WHAT IS ASKED
For the data below, report only the number of lines containing the string "完成下列要求".

RECORDS FOR THE TASK
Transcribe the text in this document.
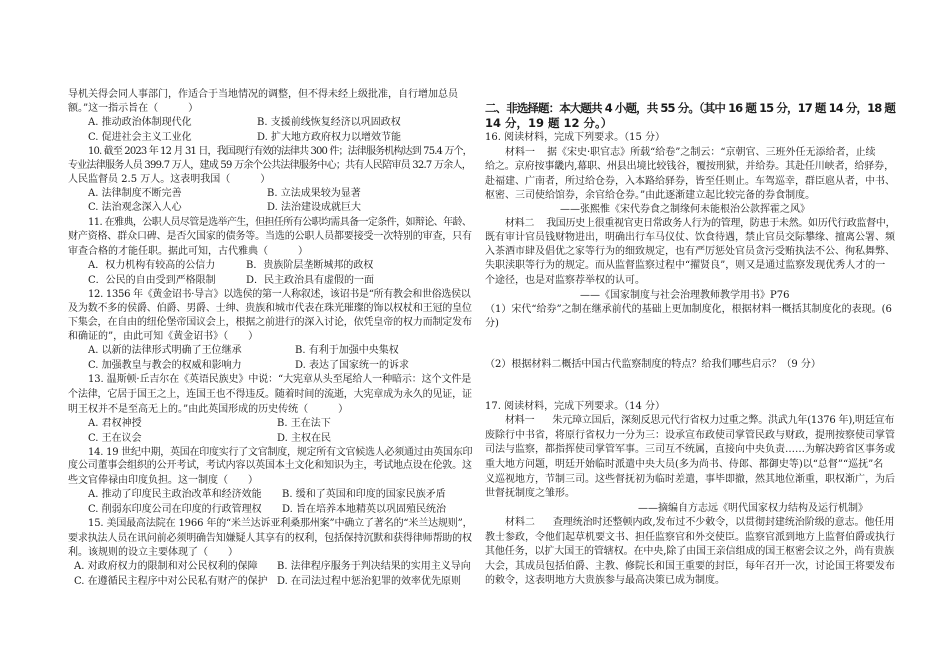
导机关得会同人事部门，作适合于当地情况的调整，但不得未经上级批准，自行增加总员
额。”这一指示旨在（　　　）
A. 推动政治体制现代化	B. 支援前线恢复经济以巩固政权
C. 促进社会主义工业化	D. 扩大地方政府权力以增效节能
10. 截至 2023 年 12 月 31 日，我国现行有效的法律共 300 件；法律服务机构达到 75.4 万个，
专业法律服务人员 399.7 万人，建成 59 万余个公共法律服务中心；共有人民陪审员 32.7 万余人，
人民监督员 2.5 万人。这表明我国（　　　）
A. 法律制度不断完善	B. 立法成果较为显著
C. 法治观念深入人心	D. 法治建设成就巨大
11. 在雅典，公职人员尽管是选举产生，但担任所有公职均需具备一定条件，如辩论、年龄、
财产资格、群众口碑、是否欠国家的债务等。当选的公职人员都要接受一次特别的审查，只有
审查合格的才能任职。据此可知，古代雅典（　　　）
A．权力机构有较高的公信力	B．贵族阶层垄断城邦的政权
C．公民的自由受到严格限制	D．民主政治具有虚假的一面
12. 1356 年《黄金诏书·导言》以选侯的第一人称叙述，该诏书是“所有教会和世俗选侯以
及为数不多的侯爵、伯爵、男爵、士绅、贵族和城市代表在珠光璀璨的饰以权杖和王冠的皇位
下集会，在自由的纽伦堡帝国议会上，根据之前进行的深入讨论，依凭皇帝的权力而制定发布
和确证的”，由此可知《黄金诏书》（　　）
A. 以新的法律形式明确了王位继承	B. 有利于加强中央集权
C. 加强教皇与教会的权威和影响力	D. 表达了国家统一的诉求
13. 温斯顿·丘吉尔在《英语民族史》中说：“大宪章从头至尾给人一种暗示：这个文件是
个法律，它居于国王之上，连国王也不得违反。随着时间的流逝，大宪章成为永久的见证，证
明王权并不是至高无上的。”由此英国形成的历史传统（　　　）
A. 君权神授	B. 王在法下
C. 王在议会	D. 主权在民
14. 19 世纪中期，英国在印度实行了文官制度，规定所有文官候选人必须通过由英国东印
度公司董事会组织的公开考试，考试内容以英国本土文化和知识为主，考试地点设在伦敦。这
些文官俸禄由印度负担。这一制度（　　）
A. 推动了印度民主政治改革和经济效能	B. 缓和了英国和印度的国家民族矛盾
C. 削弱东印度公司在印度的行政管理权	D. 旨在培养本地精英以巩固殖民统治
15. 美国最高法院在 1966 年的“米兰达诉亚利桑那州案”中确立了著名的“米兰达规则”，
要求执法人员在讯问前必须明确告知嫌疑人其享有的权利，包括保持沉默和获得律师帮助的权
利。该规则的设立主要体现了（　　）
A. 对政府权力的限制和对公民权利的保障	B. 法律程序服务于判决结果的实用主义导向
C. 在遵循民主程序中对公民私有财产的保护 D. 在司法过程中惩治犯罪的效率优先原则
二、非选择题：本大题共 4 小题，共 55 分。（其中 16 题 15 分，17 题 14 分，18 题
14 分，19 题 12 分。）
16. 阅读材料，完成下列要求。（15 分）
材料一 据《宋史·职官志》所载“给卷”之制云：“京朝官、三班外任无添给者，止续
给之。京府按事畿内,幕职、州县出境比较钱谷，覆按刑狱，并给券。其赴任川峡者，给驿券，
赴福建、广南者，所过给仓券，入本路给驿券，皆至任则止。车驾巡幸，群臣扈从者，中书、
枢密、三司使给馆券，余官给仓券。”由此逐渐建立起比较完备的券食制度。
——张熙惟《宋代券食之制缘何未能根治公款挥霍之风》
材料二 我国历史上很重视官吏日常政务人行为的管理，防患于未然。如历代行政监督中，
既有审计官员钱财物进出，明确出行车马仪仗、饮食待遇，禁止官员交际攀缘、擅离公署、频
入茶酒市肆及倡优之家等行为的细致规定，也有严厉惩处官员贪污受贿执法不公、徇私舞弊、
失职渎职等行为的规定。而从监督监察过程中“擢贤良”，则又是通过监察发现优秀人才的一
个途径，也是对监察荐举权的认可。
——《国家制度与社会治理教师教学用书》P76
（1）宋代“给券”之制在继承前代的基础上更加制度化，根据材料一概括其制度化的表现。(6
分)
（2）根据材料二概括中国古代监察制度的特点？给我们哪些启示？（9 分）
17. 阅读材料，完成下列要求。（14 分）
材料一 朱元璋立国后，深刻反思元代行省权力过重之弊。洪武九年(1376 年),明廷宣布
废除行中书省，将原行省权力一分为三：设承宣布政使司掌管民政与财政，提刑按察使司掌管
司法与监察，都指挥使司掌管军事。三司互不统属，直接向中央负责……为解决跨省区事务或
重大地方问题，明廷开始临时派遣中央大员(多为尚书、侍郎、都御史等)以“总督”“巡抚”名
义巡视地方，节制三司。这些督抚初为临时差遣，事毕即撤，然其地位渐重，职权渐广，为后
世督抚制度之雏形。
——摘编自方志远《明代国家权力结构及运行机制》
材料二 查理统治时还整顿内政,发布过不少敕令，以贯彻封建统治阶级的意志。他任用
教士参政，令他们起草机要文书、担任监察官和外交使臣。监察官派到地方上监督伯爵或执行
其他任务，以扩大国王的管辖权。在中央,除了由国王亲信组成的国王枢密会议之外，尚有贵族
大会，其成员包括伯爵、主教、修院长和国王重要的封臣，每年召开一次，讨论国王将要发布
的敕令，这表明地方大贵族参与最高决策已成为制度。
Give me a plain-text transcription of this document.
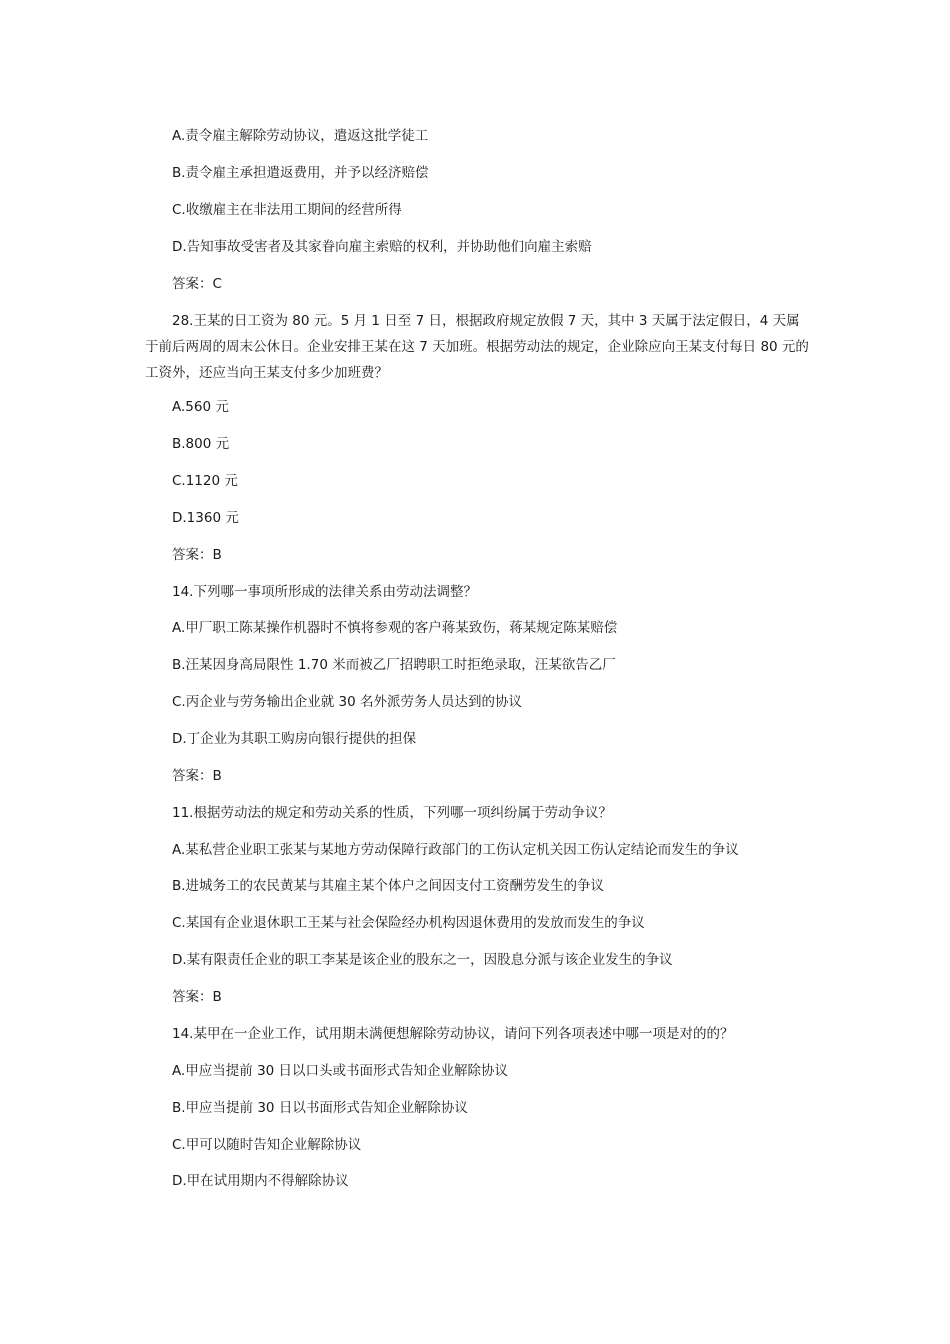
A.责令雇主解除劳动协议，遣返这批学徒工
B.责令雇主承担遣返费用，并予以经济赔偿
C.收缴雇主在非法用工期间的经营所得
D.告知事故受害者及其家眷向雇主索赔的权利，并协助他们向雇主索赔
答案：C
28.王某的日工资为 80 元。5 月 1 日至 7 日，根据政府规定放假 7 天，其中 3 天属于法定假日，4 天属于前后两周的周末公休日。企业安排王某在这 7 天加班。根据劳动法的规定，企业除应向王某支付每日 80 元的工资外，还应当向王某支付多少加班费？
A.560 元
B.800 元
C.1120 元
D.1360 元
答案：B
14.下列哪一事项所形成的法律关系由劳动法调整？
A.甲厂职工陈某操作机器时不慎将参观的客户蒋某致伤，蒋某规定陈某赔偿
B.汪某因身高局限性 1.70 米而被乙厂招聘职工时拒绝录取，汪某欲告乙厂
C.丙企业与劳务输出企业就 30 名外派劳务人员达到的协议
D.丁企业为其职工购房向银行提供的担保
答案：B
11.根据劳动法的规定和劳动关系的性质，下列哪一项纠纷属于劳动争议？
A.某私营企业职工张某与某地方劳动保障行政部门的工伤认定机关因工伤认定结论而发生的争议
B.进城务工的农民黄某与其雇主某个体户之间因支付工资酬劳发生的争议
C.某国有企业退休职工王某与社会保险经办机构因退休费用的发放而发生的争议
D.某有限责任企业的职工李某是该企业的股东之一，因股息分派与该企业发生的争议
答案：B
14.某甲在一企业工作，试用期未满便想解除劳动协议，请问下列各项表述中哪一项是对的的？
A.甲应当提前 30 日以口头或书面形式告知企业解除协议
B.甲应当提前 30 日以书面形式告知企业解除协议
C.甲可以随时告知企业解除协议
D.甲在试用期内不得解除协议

FULL OUTPUT
2